— START RECORDS SUPPLIED —
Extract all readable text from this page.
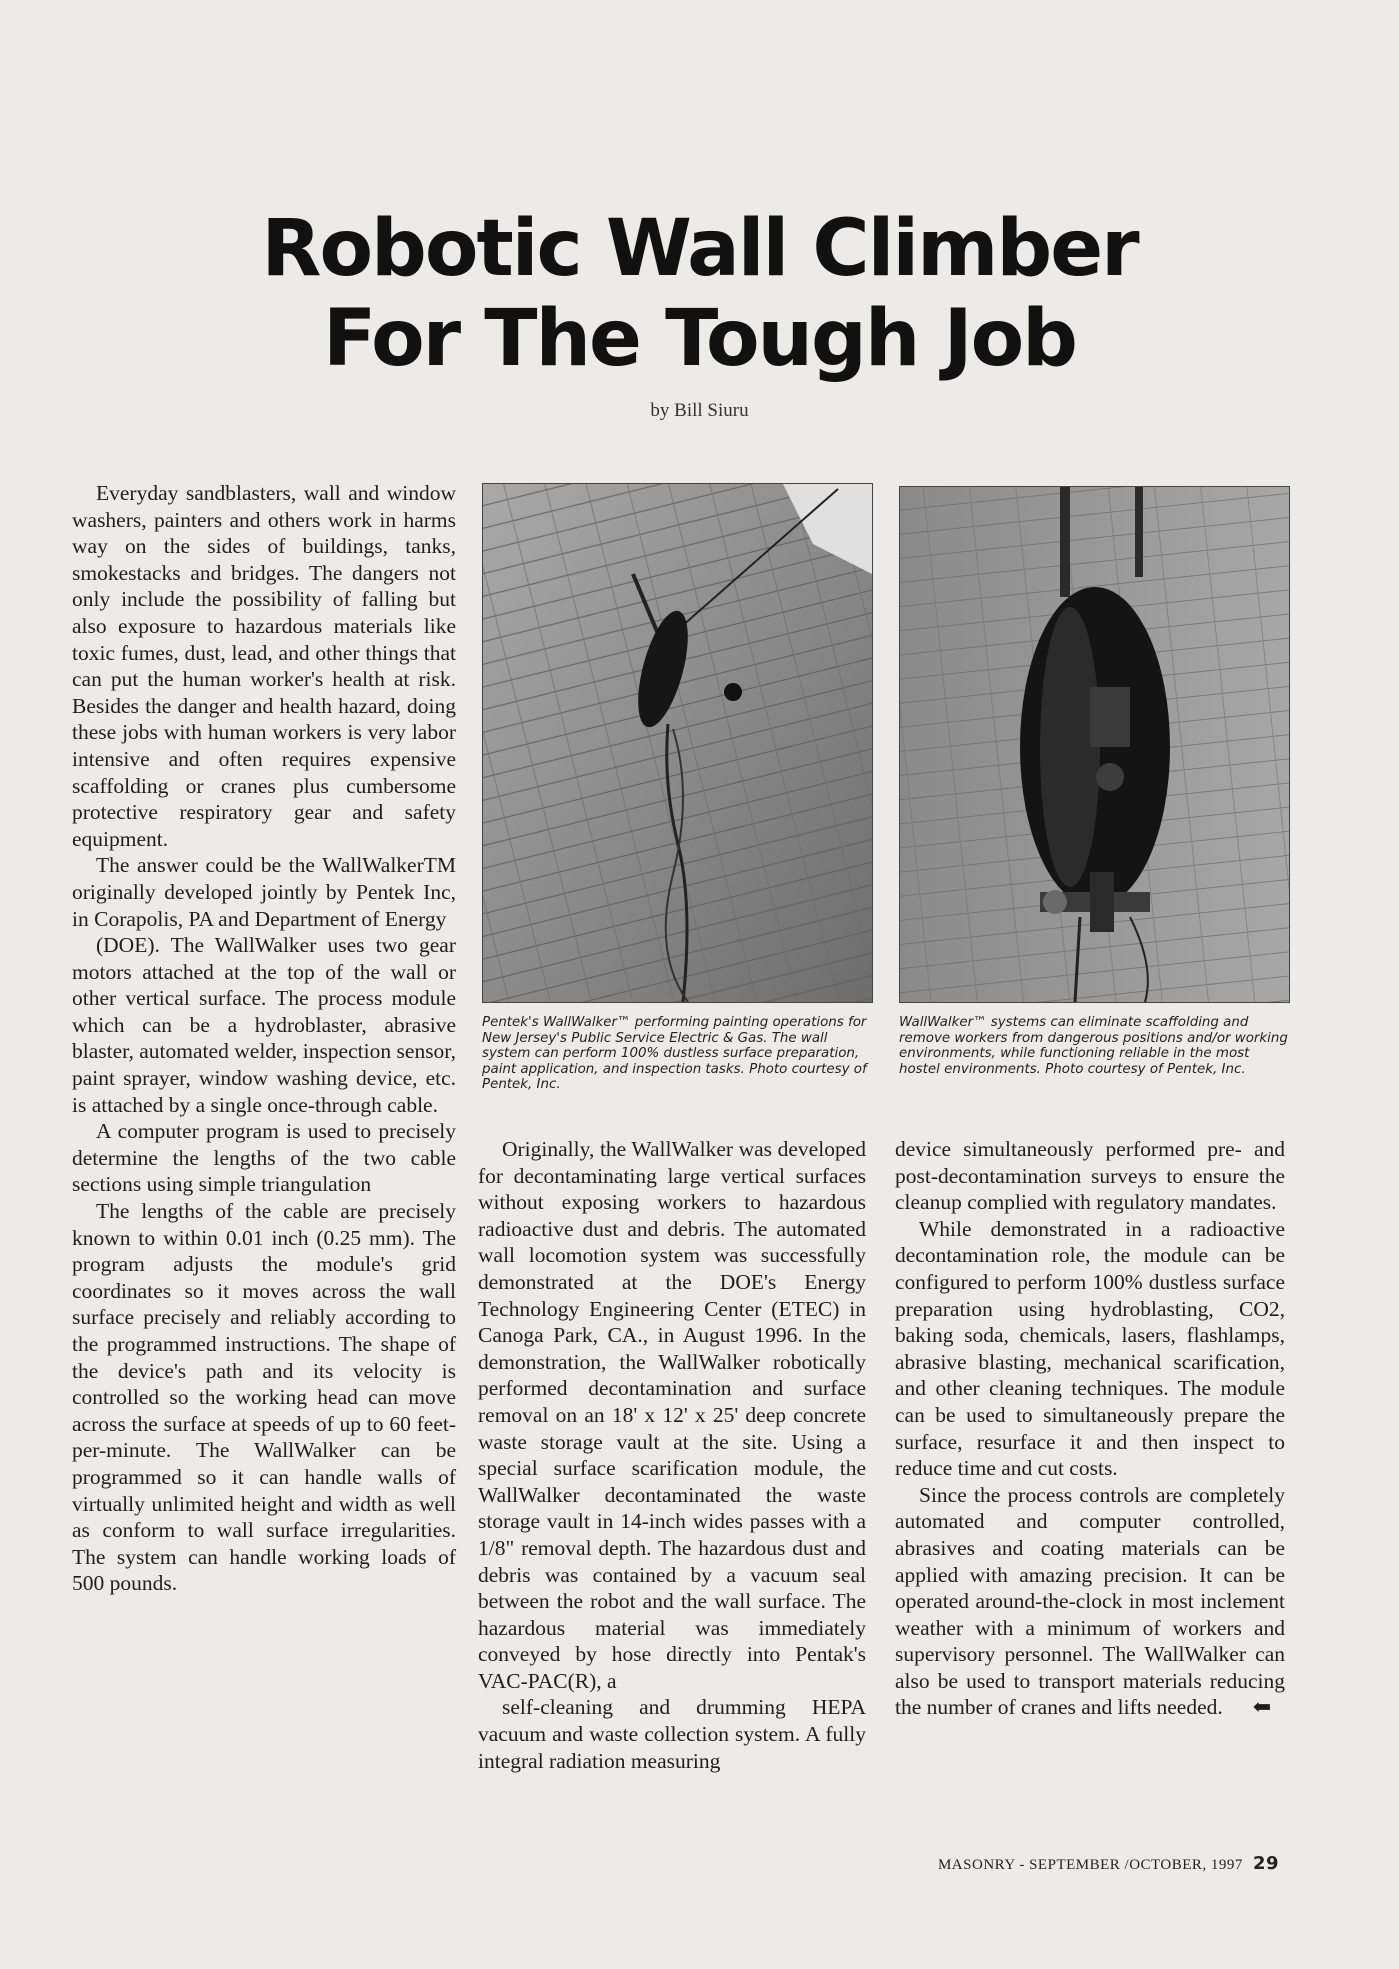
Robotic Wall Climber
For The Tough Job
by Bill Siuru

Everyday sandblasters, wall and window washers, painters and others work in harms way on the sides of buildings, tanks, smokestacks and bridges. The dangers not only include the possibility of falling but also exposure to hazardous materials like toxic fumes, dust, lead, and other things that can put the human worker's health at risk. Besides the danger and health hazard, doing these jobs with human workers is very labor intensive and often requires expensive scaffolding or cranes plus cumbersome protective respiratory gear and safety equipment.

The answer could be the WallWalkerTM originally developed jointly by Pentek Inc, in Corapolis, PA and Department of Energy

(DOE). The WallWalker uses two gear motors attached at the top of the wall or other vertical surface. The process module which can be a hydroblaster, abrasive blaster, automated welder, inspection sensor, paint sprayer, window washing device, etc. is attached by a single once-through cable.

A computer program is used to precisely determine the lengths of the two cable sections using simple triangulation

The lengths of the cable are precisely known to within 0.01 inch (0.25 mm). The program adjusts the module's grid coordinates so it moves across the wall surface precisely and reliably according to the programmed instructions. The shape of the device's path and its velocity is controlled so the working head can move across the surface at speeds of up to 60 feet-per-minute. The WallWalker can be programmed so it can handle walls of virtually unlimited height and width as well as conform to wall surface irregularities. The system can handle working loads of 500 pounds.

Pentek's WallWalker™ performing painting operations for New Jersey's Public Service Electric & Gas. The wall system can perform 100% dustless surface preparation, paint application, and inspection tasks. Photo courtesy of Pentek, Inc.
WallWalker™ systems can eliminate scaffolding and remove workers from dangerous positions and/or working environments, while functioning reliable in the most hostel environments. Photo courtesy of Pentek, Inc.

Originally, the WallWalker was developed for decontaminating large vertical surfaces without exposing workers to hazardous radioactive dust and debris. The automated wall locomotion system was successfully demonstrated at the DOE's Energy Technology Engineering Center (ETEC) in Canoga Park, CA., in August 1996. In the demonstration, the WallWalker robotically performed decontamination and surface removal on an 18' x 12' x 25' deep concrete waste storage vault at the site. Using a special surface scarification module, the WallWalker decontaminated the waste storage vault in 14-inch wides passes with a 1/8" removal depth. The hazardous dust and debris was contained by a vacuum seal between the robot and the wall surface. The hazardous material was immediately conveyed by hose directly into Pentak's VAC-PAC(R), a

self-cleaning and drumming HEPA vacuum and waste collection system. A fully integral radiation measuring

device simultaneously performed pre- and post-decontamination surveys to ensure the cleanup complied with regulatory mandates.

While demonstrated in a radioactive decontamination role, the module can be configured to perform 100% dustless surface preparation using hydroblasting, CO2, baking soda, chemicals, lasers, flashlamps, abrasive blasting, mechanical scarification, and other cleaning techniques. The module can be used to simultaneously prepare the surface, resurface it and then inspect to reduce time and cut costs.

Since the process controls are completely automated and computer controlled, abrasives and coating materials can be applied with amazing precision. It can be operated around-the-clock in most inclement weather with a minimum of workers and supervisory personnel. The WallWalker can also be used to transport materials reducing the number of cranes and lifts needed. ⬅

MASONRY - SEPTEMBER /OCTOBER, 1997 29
— END RECORDS SUPPLIED —
WRITTEN PROBLEM –
Count how many lines above carry the word "precisely". Only the number is required.

REPLY –
2